## Goal of the exercise
Your task is to copy every line of the records below that contains "отказа".

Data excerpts
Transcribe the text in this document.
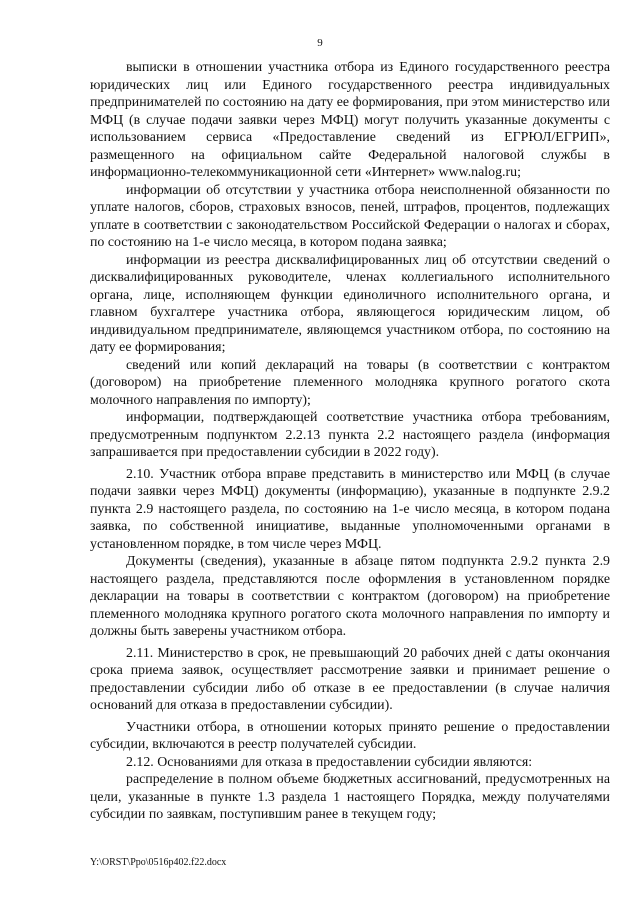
9

выписки в отношении участника отбора из Единого государственного реестра юридических лиц или Единого государственного реестра индивидуальных предпринимателей по состоянию на дату ее формирования, при этом министерство или МФЦ (в случае подачи заявки через МФЦ) могут получить указанные документы с использованием сервиса «Предоставление сведений из ЕГРЮЛ/ЕГРИП», размещенного на официальном сайте Федеральной налоговой службы в информационно-телекоммуникационной сети «Интернет» www.nalog.ru;

информации об отсутствии у участника отбора неисполненной обязанности по уплате налогов, сборов, страховых взносов, пеней, штрафов, процентов, подлежащих уплате в соответствии с законодательством Российской Федерации о налогах и сборах, по состоянию на 1-е число месяца, в котором подана заявка;

информации из реестра дисквалифицированных лиц об отсутствии сведений о дисквалифицированных руководителе, членах коллегиального исполнительного органа, лице, исполняющем функции единоличного исполнительного органа, и главном бухгалтере участника отбора, являющегося юридическим лицом, об индивидуальном предпринимателе, являющемся участником отбора, по состоянию на дату ее формирования;

сведений или копий деклараций на товары (в соответствии с контрактом (договором) на приобретение племенного молодняка крупного рогатого скота молочного направления по импорту);

информации, подтверждающей соответствие участника отбора требованиям, предусмотренным подпунктом 2.2.13 пункта 2.2 настоящего раздела (информация запрашивается при предоставлении субсидии в 2022 году).

2.10. Участник отбора вправе представить в министерство или МФЦ (в случае подачи заявки через МФЦ) документы (информацию), указанные в подпункте 2.9.2 пункта 2.9 настоящего раздела, по состоянию на 1-е число месяца, в котором подана заявка, по собственной инициативе, выданные уполномоченными органами в установленном порядке, в том числе через МФЦ.

Документы (сведения), указанные в абзаце пятом подпункта 2.9.2 пункта 2.9 настоящего раздела, представляются после оформления в установленном порядке декларации на товары в соответствии с контрактом (договором) на приобретение племенного молодняка крупного рогатого скота молочного направления по импорту и должны быть заверены участником отбора.

2.11. Министерство в срок, не превышающий 20 рабочих дней с даты окончания срока приема заявок, осуществляет рассмотрение заявки и принимает решение о предоставлении субсидии либо об отказе в ее предоставлении (в случае наличия оснований для отказа в предоставлении субсидии).

Участники отбора, в отношении которых принято решение о предоставлении субсидии, включаются в реестр получателей субсидии.

2.12. Основаниями для отказа в предоставлении субсидии являются:

распределение в полном объеме бюджетных ассигнований, предусмотренных на цели, указанные в пункте 1.3 раздела 1 настоящего Порядка, между получателями субсидии по заявкам, поступившим ранее в текущем году;

Y:\ORST\Ppo\0516p402.f22.docx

## Solved problem
2.11. Министерство в срок, не превышающий 20 рабочих дней с даты окончания срока приема заявок, осуществляет рассмотрение заявки и принимает решение о предоставлении субсидии либо об отказе в ее предоставлении (в случае наличия оснований для отказа в предоставлении субсидии).
2.12. Основаниями для отказа в предоставлении субсидии являются:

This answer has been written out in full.